- TO BE DONE:
In the listing below, find every line containing "color" and copy it out.

- Figure record extracts:
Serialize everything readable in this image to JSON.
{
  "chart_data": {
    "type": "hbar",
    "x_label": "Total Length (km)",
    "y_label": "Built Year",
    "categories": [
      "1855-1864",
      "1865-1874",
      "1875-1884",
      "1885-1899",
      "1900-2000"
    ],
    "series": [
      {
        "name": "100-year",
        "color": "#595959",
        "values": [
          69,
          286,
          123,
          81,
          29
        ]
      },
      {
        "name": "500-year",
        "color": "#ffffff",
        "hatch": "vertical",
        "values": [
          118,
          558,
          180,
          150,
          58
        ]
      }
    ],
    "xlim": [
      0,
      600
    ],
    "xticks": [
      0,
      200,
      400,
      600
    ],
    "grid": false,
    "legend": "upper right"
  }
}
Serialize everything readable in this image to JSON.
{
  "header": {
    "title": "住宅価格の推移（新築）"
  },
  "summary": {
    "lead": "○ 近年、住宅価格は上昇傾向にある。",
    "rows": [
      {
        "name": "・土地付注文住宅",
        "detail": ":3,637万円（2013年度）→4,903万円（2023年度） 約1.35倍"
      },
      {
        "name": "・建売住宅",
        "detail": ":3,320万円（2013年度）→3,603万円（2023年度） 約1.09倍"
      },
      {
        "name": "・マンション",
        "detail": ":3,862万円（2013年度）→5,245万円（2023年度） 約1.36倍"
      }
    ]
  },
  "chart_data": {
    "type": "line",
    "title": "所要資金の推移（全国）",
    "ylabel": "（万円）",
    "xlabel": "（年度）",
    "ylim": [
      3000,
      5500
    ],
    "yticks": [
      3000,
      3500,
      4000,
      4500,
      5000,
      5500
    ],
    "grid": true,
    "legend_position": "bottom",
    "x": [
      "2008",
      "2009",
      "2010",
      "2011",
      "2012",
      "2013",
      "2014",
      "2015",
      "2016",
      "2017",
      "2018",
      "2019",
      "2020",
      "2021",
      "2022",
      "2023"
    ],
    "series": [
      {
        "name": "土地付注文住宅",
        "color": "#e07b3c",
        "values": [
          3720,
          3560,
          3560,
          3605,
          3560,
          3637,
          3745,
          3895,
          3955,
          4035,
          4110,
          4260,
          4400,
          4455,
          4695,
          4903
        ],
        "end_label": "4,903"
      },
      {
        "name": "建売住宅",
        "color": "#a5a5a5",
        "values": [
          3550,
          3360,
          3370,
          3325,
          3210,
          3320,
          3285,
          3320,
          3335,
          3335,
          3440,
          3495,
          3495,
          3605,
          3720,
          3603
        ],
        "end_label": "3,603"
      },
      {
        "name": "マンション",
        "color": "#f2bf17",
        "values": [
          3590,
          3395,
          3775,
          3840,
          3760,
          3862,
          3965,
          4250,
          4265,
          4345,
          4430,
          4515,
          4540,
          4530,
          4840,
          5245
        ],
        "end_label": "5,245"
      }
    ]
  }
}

- EXERCISE RESPONSE:
        "color": "#595959",
        "color": "#ffffff",
        "color": "#e07b3c",
        "color": "#a5a5a5",
        "color": "#f2bf17",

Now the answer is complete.